§ EXERCISE:
Each line containing the word "para" must be reported.

§ EXTRACTED DATA:
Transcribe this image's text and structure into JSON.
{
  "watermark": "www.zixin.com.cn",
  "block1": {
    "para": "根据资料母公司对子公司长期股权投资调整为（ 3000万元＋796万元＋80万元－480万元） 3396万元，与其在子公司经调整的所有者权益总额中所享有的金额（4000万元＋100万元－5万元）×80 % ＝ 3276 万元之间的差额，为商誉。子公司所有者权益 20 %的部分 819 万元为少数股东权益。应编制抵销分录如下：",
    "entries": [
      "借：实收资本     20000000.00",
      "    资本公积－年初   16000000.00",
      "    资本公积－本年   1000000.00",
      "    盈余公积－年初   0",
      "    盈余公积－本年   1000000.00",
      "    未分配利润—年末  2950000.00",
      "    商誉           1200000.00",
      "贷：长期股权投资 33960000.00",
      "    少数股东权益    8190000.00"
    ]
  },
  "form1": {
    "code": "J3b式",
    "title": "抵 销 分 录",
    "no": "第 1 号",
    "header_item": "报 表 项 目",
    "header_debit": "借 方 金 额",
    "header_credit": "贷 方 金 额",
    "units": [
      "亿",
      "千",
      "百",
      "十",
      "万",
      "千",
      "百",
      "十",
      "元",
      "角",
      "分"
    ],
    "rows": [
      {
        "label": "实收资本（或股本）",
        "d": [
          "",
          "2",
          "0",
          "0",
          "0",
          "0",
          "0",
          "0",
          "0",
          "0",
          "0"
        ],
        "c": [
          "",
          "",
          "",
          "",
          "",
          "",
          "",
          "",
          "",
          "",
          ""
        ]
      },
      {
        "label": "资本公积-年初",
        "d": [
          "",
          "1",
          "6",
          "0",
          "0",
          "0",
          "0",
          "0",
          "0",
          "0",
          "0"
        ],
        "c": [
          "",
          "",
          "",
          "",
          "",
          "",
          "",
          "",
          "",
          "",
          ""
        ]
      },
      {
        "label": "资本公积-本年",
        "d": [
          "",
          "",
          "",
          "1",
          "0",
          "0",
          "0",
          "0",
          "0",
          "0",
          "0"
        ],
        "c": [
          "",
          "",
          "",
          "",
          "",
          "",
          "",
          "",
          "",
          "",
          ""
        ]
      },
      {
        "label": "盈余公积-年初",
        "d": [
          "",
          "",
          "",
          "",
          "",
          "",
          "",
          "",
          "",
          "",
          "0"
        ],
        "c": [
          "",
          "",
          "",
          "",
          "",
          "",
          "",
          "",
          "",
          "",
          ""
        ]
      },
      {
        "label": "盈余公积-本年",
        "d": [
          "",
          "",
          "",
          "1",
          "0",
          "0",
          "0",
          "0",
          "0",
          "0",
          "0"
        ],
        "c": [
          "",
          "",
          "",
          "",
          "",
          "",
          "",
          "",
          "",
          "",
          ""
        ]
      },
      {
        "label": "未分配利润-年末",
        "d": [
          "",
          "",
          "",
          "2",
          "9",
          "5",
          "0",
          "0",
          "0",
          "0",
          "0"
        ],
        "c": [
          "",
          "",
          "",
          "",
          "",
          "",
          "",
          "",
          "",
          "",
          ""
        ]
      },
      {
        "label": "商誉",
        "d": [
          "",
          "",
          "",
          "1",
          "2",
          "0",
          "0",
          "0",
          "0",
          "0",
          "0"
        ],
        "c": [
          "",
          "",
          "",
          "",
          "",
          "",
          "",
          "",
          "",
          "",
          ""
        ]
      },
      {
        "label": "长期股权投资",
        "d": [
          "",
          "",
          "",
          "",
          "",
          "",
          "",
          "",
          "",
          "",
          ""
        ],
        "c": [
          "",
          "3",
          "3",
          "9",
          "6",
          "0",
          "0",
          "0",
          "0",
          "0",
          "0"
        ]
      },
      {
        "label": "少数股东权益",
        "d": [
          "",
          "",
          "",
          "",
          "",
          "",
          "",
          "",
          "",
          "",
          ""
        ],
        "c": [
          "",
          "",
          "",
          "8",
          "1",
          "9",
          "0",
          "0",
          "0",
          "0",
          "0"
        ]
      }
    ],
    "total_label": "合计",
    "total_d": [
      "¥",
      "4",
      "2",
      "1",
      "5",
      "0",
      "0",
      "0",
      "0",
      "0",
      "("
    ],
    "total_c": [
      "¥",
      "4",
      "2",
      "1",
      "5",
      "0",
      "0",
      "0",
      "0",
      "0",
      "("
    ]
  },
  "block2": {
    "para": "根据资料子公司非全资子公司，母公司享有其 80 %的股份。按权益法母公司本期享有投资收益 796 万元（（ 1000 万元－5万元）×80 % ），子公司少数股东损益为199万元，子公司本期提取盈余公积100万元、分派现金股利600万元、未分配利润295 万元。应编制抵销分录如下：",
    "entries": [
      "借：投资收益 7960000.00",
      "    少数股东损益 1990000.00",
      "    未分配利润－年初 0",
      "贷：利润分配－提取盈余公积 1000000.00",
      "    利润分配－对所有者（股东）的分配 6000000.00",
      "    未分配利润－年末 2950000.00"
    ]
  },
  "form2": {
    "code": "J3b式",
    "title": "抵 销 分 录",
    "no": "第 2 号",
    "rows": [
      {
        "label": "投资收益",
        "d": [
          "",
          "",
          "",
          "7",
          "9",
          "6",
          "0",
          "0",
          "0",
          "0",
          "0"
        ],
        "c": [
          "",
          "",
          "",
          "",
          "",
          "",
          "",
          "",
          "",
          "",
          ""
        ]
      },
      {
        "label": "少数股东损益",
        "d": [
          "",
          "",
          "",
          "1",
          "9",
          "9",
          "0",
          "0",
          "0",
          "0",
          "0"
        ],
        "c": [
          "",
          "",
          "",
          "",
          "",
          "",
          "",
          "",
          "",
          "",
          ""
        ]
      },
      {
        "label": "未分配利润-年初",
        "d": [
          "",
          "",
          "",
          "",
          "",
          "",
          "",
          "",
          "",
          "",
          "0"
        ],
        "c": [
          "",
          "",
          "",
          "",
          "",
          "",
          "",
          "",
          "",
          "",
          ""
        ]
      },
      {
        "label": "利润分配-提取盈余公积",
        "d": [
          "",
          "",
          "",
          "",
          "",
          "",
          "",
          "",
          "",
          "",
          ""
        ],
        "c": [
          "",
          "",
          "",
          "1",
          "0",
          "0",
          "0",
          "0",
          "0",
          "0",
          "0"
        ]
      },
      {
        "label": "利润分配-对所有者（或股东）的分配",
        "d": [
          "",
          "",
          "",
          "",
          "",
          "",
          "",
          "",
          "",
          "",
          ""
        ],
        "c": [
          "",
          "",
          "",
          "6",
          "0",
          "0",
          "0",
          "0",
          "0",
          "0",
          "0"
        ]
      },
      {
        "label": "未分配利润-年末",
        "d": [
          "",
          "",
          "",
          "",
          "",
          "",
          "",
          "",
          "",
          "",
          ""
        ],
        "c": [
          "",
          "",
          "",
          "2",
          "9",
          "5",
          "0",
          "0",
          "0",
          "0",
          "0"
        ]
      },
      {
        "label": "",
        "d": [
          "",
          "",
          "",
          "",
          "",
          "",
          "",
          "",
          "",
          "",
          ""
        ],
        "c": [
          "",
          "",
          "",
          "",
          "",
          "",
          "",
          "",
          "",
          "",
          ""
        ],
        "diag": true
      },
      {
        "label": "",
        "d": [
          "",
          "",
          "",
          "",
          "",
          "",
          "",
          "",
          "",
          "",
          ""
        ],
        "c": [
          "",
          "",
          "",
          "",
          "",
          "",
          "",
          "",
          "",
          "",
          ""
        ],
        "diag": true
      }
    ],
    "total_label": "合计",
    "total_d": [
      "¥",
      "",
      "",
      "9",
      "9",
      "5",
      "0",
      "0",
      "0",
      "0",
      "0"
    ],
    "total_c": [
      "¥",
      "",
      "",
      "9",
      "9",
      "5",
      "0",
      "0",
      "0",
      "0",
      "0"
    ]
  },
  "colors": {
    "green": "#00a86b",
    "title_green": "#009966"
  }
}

§ TASK RESPONSE:
    "para": "根据资料母公司对子公司长期股权投资调整为（ 3000万元＋796万元＋80万元－480万元） 3396万元，与其在子公司经调整的所有者权益总额中所享有的金额（4000万元＋100万元－5万元）×80 % ＝ 3276 万元之间的差额，为商誉。子公司所有者权益 20 %的部分 819 万元为少数股东权益。应编制抵销分录如下：",
    "para": "根据资料子公司非全资子公司，母公司享有其 80 %的股份。按权益法母公司本期享有投资收益 796 万元（（ 1000 万元－5万元）×80 % ），子公司少数股东损益为199万元，子公司本期提取盈余公积100万元、分派现金股利600万元、未分配利润295 万元。应编制抵销分录如下：",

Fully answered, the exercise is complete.